<<<<
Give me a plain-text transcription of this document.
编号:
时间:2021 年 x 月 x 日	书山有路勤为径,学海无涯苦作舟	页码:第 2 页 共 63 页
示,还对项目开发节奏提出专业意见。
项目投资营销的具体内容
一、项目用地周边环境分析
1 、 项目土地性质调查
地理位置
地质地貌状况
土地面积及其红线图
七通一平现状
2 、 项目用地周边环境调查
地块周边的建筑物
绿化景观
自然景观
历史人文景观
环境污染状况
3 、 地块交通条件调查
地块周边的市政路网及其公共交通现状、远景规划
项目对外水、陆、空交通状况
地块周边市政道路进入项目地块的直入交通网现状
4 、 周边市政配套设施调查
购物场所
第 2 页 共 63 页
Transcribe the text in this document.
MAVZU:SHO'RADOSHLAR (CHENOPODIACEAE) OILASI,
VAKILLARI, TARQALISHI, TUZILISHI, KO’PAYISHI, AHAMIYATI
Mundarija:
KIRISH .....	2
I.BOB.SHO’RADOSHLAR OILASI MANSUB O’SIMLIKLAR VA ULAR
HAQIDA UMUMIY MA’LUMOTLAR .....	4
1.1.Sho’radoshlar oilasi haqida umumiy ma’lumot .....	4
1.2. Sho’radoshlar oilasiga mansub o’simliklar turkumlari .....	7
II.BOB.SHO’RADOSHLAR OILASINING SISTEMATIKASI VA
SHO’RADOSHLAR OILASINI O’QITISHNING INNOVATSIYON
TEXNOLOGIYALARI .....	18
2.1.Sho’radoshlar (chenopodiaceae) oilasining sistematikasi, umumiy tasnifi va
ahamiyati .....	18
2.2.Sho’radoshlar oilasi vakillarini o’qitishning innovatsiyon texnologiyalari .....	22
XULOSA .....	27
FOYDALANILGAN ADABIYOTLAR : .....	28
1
>>>>
*Written request*
Retype the whole listing above exactly.

*Solution to the exercise*
Give me a plain-text transcription of this document.
编号:
时间:2021 年 x 月 x 日	书山有路勤为径,学海无涯苦作舟	页码:第 2 页 共 63 页
示,还对项目开发节奏提出专业意见。
项目投资营销的具体内容
一、项目用地周边环境分析
1 、 项目土地性质调查
地理位置
地质地貌状况
土地面积及其红线图
七通一平现状
2 、 项目用地周边环境调查
地块周边的建筑物
绿化景观
自然景观
历史人文景观
环境污染状况
3 、 地块交通条件调查
地块周边的市政路网及其公共交通现状、远景规划
项目对外水、陆、空交通状况
地块周边市政道路进入项目地块的直入交通网现状
4 、 周边市政配套设施调查
购物场所
第 2 页 共 63 页
Transcribe the text in this document.
MAVZU:SHO'RADOSHLAR (CHENOPODIACEAE) OILASI,
VAKILLARI, TARQALISHI, TUZILISHI, KO’PAYISHI, AHAMIYATI
Mundarija:
KIRISH .....	2
I.BOB.SHO’RADOSHLAR OILASI MANSUB O’SIMLIKLAR VA ULAR
HAQIDA UMUMIY MA’LUMOTLAR .....	4
1.1.Sho’radoshlar oilasi haqida umumiy ma’lumot .....	4
1.2. Sho’radoshlar oilasiga mansub o’simliklar turkumlari .....	7
II.BOB.SHO’RADOSHLAR OILASINING SISTEMATIKASI VA
SHO’RADOSHLAR OILASINI O’QITISHNING INNOVATSIYON
TEXNOLOGIYALARI .....	18
2.1.Sho’radoshlar (chenopodiaceae) oilasining sistematikasi, umumiy tasnifi va
ahamiyati .....	18
2.2.Sho’radoshlar oilasi vakillarini o’qitishning innovatsiyon texnologiyalari .....	22
XULOSA .....	27
FOYDALANILGAN ADABIYOTLAR : .....	28
1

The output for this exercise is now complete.